◆ What the task requires
In the listing below, find every line containing "vruchtjes" and copy it out.

[Dataset items]

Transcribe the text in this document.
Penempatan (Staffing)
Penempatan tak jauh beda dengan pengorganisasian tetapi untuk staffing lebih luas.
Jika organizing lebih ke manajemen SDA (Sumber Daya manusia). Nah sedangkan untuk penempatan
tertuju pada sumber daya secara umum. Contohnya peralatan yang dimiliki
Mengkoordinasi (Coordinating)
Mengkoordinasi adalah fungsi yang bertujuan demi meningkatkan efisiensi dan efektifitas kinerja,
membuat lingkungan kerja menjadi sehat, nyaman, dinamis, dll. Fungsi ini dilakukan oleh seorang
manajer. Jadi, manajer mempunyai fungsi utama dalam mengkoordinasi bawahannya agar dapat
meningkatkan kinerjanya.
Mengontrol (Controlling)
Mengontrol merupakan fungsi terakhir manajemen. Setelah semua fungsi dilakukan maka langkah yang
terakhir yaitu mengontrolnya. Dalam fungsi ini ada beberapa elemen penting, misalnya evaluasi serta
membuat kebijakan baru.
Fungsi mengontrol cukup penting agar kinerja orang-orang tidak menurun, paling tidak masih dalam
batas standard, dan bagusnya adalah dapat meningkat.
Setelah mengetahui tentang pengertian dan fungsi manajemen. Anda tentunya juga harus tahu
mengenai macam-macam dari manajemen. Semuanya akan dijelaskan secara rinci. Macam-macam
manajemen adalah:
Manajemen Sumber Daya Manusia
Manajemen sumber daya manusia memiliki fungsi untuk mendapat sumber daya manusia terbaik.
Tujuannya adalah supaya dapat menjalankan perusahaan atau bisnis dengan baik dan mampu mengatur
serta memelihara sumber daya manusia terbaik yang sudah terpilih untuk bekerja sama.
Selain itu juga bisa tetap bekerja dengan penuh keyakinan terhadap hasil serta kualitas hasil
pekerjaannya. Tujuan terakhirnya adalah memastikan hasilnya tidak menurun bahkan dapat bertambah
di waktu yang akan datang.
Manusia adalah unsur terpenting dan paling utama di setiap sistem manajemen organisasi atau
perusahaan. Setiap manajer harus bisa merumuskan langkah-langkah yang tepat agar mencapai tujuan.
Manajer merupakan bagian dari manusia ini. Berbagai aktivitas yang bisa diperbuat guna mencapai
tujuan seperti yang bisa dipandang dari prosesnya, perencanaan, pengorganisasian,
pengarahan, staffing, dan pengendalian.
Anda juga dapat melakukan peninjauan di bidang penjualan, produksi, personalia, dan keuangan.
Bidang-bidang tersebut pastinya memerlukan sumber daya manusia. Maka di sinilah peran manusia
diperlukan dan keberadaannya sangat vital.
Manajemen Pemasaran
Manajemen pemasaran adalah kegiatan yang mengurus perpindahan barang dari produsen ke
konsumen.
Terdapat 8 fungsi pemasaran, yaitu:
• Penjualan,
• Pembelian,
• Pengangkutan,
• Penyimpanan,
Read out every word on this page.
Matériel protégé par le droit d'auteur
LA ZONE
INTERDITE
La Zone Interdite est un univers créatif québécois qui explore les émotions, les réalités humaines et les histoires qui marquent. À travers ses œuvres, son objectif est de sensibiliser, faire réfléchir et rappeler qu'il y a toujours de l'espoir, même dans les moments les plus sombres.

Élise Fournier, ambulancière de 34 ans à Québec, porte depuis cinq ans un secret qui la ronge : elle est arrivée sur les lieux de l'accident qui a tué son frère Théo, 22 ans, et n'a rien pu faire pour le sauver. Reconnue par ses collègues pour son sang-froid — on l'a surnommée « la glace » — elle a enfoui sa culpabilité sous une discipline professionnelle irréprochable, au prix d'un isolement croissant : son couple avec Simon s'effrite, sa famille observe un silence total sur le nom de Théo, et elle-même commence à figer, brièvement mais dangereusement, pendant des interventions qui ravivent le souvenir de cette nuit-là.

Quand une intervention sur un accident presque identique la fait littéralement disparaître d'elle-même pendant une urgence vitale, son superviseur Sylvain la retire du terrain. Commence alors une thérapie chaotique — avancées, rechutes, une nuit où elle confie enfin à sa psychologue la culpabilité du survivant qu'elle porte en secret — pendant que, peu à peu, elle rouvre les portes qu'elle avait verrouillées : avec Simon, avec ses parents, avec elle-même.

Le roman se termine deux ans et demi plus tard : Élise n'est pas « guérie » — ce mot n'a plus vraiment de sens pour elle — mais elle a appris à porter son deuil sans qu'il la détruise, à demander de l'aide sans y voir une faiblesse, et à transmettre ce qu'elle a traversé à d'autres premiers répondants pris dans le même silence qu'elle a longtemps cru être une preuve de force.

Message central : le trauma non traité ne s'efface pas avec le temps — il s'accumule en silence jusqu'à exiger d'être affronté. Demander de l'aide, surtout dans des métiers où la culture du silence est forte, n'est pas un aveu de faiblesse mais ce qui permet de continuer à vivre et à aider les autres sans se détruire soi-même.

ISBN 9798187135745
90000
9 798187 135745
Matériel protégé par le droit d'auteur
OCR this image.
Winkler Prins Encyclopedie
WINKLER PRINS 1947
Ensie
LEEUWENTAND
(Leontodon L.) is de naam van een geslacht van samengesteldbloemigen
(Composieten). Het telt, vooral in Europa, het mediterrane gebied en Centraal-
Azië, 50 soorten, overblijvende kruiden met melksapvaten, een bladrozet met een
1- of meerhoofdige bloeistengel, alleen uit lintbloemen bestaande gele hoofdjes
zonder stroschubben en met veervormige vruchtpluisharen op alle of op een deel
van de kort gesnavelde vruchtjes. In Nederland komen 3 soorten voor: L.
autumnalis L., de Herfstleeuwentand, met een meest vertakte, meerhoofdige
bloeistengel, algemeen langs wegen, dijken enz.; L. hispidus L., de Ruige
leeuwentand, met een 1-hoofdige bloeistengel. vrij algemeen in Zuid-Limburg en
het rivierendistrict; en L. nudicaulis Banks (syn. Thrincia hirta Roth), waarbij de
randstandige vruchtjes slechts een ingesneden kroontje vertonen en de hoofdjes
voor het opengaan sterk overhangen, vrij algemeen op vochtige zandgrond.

◆ Correct result
van de kort gesnavelde vruchtjes. In Nederland komen 3 soorten voor: L.
randstandige vruchtjes slechts een ingesneden kroontje vertonen en de hoofdjes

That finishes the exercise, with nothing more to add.